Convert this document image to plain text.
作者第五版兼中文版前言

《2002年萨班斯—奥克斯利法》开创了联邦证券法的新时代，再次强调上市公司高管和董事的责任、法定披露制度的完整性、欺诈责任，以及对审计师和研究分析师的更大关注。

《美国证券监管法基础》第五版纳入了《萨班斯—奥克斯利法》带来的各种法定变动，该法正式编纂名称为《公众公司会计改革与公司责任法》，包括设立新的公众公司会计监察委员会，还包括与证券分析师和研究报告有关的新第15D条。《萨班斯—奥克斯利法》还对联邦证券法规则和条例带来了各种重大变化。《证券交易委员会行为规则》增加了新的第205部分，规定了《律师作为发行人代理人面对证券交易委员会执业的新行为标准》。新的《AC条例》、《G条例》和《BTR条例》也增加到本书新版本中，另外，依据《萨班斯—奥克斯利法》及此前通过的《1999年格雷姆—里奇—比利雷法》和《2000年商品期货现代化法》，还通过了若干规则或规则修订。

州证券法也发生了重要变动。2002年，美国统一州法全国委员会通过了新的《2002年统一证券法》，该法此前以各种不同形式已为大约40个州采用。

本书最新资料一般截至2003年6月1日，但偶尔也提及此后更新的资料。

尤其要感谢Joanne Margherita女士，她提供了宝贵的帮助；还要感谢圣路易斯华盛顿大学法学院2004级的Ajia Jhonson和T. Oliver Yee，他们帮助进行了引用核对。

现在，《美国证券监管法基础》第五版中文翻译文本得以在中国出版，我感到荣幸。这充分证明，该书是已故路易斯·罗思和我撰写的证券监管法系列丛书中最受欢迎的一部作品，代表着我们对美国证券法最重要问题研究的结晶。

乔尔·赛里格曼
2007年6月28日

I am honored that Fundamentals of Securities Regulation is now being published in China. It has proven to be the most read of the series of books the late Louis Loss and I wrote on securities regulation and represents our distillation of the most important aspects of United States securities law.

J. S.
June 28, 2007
_ _ _ _ _ _ _
*STATED EXERCISE*.
Return the listing above in full, character for character.

*TASK OUTPUT*.
Convert this document image to plain text.
作者第五版兼中文版前言

《2002年萨班斯—奥克斯利法》开创了联邦证券法的新时代，再次强调上市公司高管和董事的责任、法定披露制度的完整性、欺诈责任，以及对审计师和研究分析师的更大关注。

《美国证券监管法基础》第五版纳入了《萨班斯—奥克斯利法》带来的各种法定变动，该法正式编纂名称为《公众公司会计改革与公司责任法》，包括设立新的公众公司会计监察委员会，还包括与证券分析师和研究报告有关的新第15D条。《萨班斯—奥克斯利法》还对联邦证券法规则和条例带来了各种重大变化。《证券交易委员会行为规则》增加了新的第205部分，规定了《律师作为发行人代理人面对证券交易委员会执业的新行为标准》。新的《AC条例》、《G条例》和《BTR条例》也增加到本书新版本中，另外，依据《萨班斯—奥克斯利法》及此前通过的《1999年格雷姆—里奇—比利雷法》和《2000年商品期货现代化法》，还通过了若干规则或规则修订。

州证券法也发生了重要变动。2002年，美国统一州法全国委员会通过了新的《2002年统一证券法》，该法此前以各种不同形式已为大约40个州采用。

本书最新资料一般截至2003年6月1日，但偶尔也提及此后更新的资料。

尤其要感谢Joanne Margherita女士，她提供了宝贵的帮助；还要感谢圣路易斯华盛顿大学法学院2004级的Ajia Jhonson和T. Oliver Yee，他们帮助进行了引用核对。

现在，《美国证券监管法基础》第五版中文翻译文本得以在中国出版，我感到荣幸。这充分证明，该书是已故路易斯·罗思和我撰写的证券监管法系列丛书中最受欢迎的一部作品，代表着我们对美国证券法最重要问题研究的结晶。

乔尔·赛里格曼
2007年6月28日

I am honored that Fundamentals of Securities Regulation is now being published in China. It has proven to be the most read of the series of books the late Louis Loss and I wrote on securities regulation and represents our distillation of the most important aspects of United States securities law.

J. S.
June 28, 2007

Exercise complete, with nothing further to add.